### MATERIAL:
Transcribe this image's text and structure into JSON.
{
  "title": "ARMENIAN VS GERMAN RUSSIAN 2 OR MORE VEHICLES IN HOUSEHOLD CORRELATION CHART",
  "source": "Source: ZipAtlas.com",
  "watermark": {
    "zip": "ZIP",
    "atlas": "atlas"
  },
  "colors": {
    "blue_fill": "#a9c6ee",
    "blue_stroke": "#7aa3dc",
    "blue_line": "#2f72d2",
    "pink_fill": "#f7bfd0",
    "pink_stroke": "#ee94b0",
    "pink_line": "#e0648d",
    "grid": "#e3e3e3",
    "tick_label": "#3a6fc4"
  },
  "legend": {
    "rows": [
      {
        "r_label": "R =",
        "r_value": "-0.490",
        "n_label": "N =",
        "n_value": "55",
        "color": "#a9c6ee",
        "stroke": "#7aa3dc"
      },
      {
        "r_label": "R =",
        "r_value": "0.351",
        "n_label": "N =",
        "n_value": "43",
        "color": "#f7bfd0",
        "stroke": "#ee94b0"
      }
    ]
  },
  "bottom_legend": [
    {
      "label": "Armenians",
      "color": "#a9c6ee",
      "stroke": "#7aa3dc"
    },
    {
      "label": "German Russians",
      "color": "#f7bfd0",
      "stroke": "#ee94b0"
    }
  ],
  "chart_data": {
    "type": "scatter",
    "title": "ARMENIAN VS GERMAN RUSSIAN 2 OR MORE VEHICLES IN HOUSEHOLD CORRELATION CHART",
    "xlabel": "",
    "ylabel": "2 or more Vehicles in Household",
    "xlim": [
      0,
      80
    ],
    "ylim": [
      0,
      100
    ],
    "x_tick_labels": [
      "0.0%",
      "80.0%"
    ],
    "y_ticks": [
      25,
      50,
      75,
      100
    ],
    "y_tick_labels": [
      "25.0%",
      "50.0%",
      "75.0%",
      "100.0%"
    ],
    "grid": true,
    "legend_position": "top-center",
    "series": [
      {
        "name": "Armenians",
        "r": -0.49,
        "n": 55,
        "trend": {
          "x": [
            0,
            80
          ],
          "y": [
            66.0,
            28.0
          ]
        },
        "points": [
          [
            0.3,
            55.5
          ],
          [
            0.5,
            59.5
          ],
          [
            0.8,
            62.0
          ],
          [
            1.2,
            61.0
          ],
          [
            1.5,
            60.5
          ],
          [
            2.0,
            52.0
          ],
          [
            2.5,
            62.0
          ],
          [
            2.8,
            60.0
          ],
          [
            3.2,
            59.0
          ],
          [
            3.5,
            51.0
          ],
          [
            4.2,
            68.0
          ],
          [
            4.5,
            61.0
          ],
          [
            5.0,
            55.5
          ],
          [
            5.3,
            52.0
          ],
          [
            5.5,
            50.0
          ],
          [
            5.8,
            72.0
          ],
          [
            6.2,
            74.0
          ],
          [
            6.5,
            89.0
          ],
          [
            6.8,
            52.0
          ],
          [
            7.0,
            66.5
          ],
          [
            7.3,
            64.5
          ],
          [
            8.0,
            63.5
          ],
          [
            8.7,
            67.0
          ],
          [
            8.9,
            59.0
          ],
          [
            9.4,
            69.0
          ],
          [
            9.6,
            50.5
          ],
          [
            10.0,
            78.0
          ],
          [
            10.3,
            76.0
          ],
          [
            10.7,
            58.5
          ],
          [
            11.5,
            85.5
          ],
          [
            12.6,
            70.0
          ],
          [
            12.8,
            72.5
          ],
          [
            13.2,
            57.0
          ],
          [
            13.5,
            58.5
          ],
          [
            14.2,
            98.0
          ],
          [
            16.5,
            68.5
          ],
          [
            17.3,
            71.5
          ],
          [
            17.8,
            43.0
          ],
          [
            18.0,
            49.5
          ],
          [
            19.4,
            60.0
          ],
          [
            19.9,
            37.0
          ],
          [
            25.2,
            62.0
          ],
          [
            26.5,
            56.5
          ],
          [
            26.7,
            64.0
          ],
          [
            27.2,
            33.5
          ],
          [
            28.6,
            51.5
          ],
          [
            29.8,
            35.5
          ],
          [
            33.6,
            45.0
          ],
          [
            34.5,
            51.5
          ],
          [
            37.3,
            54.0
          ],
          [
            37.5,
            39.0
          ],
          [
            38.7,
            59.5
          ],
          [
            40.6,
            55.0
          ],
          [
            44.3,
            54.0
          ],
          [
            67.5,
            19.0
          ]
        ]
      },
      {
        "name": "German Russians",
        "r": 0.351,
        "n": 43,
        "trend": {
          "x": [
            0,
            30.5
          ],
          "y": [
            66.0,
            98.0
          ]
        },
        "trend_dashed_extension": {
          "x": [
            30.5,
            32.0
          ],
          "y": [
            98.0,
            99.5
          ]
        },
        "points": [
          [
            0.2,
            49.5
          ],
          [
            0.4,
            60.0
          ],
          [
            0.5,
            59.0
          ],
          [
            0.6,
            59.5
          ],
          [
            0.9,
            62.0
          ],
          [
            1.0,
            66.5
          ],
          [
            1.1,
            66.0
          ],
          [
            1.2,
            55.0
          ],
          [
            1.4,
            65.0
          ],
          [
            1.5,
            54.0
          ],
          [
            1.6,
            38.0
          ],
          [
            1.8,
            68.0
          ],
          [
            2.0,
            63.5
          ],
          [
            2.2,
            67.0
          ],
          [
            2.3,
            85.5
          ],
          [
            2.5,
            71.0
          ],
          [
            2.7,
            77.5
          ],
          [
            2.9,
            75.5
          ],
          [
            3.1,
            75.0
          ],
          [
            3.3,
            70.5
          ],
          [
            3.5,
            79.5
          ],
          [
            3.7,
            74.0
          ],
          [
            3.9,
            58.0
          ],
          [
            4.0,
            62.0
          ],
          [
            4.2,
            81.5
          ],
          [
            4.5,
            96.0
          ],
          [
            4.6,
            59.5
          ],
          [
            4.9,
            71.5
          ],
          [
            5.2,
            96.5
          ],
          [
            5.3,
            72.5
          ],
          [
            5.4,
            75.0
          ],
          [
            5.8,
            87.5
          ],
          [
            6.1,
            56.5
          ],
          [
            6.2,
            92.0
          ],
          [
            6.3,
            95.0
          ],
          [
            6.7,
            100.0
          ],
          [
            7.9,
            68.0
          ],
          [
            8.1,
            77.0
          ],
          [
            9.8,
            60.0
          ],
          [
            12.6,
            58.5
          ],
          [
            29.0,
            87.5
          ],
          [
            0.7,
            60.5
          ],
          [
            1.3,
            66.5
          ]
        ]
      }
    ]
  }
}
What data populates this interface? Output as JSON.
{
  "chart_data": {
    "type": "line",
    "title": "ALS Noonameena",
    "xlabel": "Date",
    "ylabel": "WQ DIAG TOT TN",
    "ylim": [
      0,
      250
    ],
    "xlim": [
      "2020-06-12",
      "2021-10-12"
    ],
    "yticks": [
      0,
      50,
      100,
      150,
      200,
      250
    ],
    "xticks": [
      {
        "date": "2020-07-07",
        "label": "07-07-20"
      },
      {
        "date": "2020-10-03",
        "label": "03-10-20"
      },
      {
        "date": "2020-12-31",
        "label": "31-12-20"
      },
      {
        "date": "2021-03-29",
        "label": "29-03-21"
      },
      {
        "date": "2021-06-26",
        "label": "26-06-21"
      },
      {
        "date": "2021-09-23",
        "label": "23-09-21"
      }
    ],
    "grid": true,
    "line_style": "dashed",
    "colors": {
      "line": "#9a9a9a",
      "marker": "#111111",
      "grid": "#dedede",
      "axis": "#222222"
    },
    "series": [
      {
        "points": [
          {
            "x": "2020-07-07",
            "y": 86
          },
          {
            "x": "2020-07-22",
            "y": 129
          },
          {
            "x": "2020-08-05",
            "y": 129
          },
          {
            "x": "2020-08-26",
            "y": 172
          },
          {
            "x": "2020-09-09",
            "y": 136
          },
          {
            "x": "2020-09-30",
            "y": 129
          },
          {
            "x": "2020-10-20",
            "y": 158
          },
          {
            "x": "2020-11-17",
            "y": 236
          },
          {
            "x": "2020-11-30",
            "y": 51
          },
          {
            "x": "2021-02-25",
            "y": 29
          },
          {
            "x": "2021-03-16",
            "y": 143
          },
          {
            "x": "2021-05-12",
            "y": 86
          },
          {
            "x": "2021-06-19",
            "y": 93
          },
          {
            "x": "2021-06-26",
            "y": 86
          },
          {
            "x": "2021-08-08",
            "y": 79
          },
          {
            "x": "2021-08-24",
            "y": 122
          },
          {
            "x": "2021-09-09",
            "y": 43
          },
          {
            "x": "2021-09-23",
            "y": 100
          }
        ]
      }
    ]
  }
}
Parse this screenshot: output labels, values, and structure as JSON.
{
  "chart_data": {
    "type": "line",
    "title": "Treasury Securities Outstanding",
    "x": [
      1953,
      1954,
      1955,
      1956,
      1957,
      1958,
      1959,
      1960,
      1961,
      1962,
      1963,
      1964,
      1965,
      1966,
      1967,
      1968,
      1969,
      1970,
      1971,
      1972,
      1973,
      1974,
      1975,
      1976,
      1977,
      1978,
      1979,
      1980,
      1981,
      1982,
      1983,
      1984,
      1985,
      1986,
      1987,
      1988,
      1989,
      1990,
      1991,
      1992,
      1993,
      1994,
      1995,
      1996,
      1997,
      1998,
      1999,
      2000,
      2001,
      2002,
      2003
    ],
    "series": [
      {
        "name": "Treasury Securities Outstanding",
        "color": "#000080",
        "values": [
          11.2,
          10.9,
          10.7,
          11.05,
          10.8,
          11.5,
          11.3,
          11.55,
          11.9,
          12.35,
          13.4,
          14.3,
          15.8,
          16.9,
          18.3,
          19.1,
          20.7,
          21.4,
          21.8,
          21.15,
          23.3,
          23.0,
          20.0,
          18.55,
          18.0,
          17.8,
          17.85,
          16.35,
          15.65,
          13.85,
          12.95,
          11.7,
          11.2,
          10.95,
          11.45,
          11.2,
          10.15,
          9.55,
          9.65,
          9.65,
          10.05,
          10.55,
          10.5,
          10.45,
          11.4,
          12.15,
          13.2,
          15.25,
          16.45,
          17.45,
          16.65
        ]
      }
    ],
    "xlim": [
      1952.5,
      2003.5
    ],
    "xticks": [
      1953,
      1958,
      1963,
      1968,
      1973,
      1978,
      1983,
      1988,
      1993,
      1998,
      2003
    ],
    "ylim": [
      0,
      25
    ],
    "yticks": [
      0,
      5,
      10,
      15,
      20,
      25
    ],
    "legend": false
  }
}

### WHAT IS BEING ASKED:
Go through the lines above. Select every one that has the string "JSON".

### COMPLETED EXERCISE:
Transcribe this image's text and structure into JSON.
What data populates this interface? Output as JSON.
Parse this screenshot: output labels, values, and structure as JSON.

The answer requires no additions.